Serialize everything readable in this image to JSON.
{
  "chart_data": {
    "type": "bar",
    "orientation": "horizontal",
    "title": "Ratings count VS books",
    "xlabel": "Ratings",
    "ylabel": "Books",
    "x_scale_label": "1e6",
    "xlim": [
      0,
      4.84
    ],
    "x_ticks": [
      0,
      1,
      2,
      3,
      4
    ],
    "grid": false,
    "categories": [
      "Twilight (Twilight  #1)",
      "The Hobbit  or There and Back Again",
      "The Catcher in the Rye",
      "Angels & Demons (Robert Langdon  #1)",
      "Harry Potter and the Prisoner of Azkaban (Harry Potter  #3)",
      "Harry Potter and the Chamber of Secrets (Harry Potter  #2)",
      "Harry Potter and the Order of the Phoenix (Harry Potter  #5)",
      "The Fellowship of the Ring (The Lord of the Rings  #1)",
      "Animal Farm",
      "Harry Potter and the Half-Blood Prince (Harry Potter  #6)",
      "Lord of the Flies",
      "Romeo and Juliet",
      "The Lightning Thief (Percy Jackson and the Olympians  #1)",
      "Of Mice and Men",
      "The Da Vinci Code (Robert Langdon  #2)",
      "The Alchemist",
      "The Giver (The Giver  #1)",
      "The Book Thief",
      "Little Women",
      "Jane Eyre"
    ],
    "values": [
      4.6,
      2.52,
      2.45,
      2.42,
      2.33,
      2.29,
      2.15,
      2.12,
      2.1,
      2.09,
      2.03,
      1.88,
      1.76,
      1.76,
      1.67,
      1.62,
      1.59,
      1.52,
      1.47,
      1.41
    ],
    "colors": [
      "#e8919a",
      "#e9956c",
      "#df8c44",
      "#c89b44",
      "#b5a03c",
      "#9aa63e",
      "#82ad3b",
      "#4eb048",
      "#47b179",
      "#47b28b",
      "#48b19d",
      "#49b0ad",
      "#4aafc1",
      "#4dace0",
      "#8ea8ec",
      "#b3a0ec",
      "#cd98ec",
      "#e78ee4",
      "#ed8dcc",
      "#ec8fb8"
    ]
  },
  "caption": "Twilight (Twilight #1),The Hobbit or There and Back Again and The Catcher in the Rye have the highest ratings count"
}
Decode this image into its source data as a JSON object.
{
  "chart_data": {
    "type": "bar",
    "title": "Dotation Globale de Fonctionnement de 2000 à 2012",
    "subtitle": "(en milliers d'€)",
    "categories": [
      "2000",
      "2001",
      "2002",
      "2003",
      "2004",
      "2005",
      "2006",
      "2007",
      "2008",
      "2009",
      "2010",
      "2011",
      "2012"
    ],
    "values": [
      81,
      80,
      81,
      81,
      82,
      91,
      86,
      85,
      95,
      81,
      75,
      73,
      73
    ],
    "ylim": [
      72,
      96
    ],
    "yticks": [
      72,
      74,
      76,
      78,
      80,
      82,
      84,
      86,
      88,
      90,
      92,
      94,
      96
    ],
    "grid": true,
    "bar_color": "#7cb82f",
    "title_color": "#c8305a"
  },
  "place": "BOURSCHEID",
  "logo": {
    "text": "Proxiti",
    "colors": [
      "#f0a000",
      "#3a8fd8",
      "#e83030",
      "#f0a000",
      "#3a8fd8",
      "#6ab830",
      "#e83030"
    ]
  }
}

◆ **Written instruction**
Extract lines where the string "There" occurs.

◆ **Solution**
      "The Hobbit  or There and Back Again",
  "caption": "Twilight (Twilight #1),The Hobbit or There and Back Again and The Catcher in the Rye have the highest ratings count"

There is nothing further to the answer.